_GIVEN RECORDS_.
------------------------------

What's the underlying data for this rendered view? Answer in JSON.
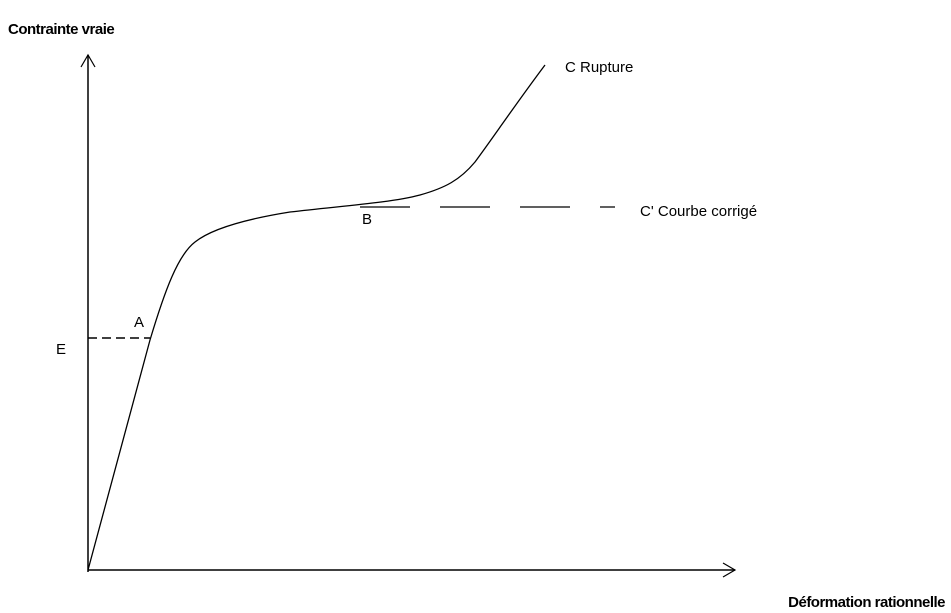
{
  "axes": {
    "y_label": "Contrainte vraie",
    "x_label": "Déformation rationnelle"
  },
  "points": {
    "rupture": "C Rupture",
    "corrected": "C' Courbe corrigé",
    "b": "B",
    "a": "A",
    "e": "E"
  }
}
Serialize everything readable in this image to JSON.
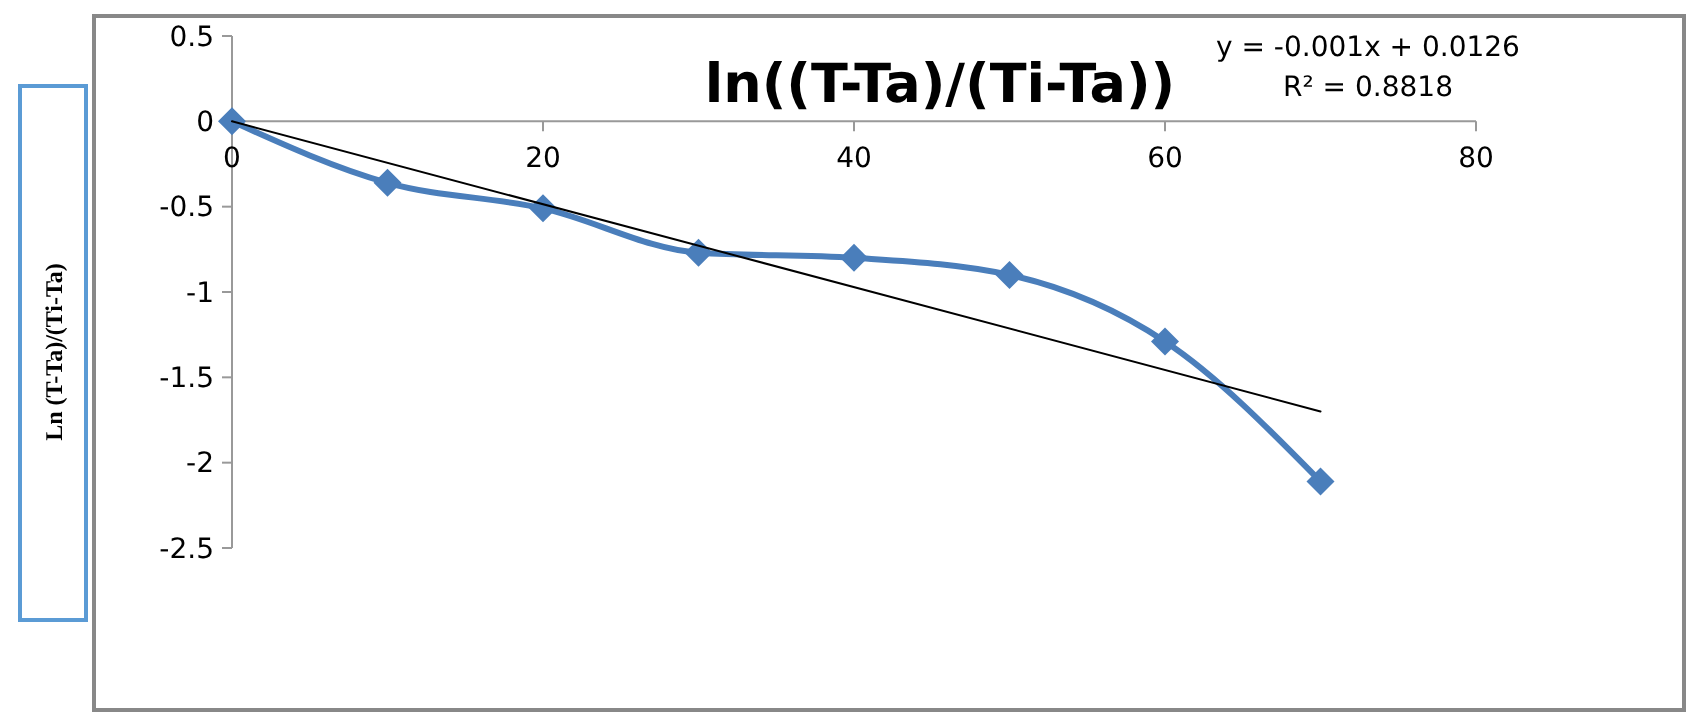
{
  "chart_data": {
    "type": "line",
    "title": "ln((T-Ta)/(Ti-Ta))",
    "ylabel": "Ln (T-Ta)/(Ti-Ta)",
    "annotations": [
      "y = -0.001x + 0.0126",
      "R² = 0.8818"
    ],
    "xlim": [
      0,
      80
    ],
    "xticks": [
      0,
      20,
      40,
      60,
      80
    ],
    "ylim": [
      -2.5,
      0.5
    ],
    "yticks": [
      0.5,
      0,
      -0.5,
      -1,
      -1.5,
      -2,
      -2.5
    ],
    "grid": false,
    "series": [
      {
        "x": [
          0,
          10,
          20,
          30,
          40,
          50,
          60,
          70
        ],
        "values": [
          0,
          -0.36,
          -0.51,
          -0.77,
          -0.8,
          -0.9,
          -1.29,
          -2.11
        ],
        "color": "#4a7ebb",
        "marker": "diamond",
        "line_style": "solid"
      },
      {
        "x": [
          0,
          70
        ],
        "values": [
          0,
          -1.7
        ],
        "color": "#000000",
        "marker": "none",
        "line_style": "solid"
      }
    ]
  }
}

------------------------------

_WRITTEN PROBLEM_.
Repeat all of the entries word for word, but omit the pictures.

_CORRECT RESULT_.
What's the underlying data for this rendered view? Answer in JSON.
{
  "axes": {
    "y_label": "Contrainte vraie",
    "x_label": "Déformation rationnelle"
  },
  "points": {
    "rupture": "C Rupture",
    "corrected": "C' Courbe corrigé",
    "b": "B",
    "a": "A",
    "e": "E"
  }
}
Serialize everything readable in this image to JSON.
{
  "chart_data": {
    "type": "line",
    "title": "ln((T-Ta)/(Ti-Ta))",
    "ylabel": "Ln (T-Ta)/(Ti-Ta)",
    "annotations": [
      "y = -0.001x + 0.0126",
      "R² = 0.8818"
    ],
    "xlim": [
      0,
      80
    ],
    "xticks": [
      0,
      20,
      40,
      60,
      80
    ],
    "ylim": [
      -2.5,
      0.5
    ],
    "yticks": [
      0.5,
      0,
      -0.5,
      -1,
      -1.5,
      -2,
      -2.5
    ],
    "grid": false,
    "series": [
      {
        "x": [
          0,
          10,
          20,
          30,
          40,
          50,
          60,
          70
        ],
        "values": [
          0,
          -0.36,
          -0.51,
          -0.77,
          -0.8,
          -0.9,
          -1.29,
          -2.11
        ],
        "color": "#4a7ebb",
        "marker": "diamond",
        "line_style": "solid"
      },
      {
        "x": [
          0,
          70
        ],
        "values": [
          0,
          -1.7
        ],
        "color": "#000000",
        "marker": "none",
        "line_style": "solid"
      }
    ]
  }
}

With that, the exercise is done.